Goal -
Check each line of the data below for the word "Comunidad", then extract the ones that have it.

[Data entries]

# # # # #

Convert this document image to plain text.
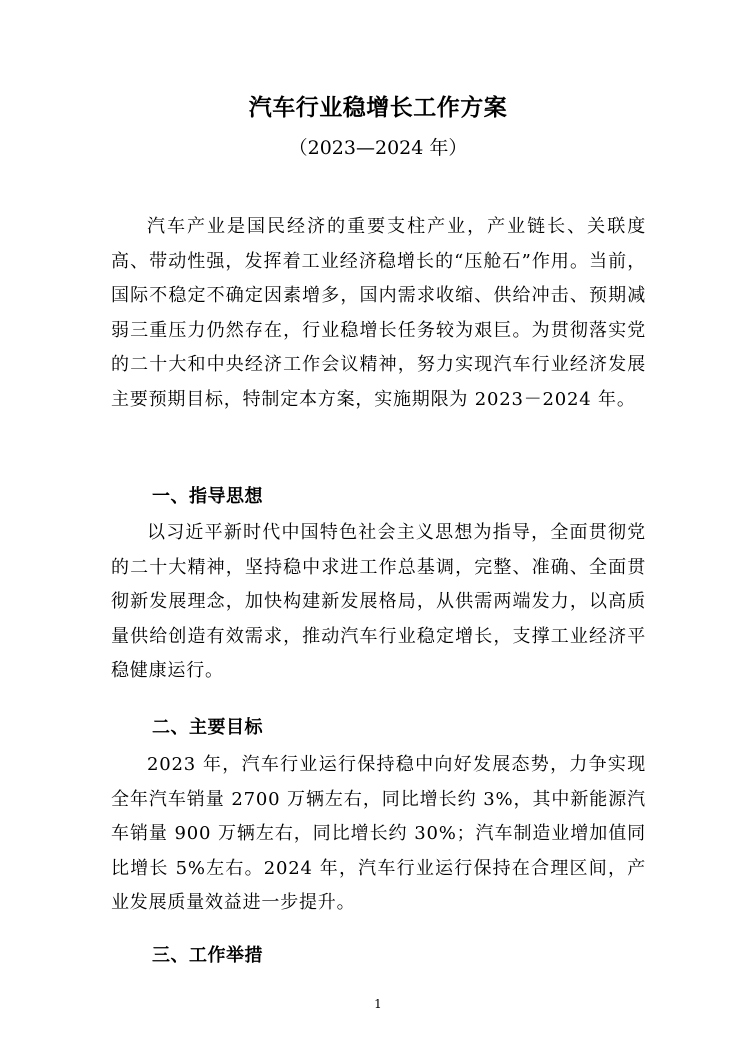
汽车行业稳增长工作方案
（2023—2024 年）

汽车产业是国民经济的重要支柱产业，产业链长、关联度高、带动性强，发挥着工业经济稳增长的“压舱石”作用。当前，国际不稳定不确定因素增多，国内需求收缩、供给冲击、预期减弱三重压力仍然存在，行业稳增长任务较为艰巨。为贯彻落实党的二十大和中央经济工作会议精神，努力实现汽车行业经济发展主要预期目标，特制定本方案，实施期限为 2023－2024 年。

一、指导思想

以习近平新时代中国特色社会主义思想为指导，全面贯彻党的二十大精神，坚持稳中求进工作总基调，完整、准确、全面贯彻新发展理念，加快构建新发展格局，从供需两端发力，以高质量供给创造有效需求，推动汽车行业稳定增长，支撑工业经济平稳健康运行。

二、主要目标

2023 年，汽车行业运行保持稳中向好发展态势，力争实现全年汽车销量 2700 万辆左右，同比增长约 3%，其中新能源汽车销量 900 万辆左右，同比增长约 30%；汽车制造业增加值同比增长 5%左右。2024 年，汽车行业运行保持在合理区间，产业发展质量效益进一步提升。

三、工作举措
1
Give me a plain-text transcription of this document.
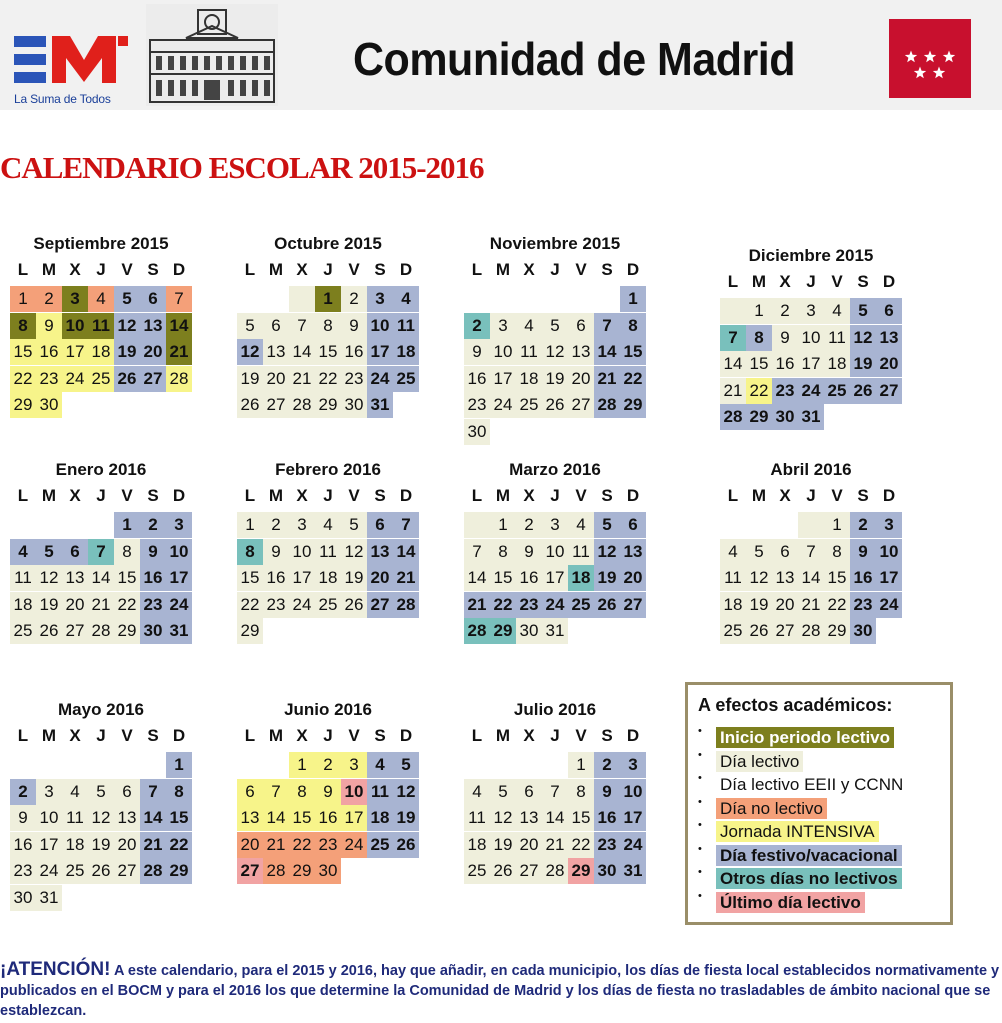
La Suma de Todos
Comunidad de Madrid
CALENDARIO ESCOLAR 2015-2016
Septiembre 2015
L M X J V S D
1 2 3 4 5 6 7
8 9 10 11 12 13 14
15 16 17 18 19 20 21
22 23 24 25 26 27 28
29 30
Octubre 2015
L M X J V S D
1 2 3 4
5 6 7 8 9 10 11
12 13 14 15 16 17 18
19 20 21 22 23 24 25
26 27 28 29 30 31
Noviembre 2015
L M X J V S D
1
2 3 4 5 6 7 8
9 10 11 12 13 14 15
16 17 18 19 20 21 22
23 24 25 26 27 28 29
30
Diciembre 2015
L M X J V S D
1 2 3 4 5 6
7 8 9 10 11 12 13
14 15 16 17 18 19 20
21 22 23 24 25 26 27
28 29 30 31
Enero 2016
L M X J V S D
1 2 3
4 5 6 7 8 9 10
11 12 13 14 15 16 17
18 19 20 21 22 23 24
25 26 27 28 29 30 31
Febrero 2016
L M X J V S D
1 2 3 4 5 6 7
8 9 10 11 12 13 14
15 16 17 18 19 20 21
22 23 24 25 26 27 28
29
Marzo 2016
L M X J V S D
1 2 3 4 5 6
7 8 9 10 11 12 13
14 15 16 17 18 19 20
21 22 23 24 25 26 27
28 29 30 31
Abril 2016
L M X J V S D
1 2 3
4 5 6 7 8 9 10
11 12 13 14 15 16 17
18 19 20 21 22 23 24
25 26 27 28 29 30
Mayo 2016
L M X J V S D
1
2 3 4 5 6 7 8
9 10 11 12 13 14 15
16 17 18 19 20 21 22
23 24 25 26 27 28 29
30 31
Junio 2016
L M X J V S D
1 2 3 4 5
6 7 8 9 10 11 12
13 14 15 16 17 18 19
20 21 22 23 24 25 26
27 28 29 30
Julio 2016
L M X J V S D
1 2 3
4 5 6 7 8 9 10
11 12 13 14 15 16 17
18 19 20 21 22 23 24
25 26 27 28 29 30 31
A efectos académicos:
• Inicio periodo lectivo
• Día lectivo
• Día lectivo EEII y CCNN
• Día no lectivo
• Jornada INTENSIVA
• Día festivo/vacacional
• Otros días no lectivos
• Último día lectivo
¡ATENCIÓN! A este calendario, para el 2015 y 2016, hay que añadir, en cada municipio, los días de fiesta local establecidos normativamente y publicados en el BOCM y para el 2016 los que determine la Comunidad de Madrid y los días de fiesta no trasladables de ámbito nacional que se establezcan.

# # # # #

Written solution -
Comunidad de Madrid
¡ATENCIÓN! A este calendario, para el 2015 y 2016, hay que añadir, en cada municipio, los días de fiesta local establecidos normativamente y publicados en el BOCM y para el 2016 los que determine la Comunidad de Madrid y los días de fiesta no trasladables de ámbito nacional que se establezcan.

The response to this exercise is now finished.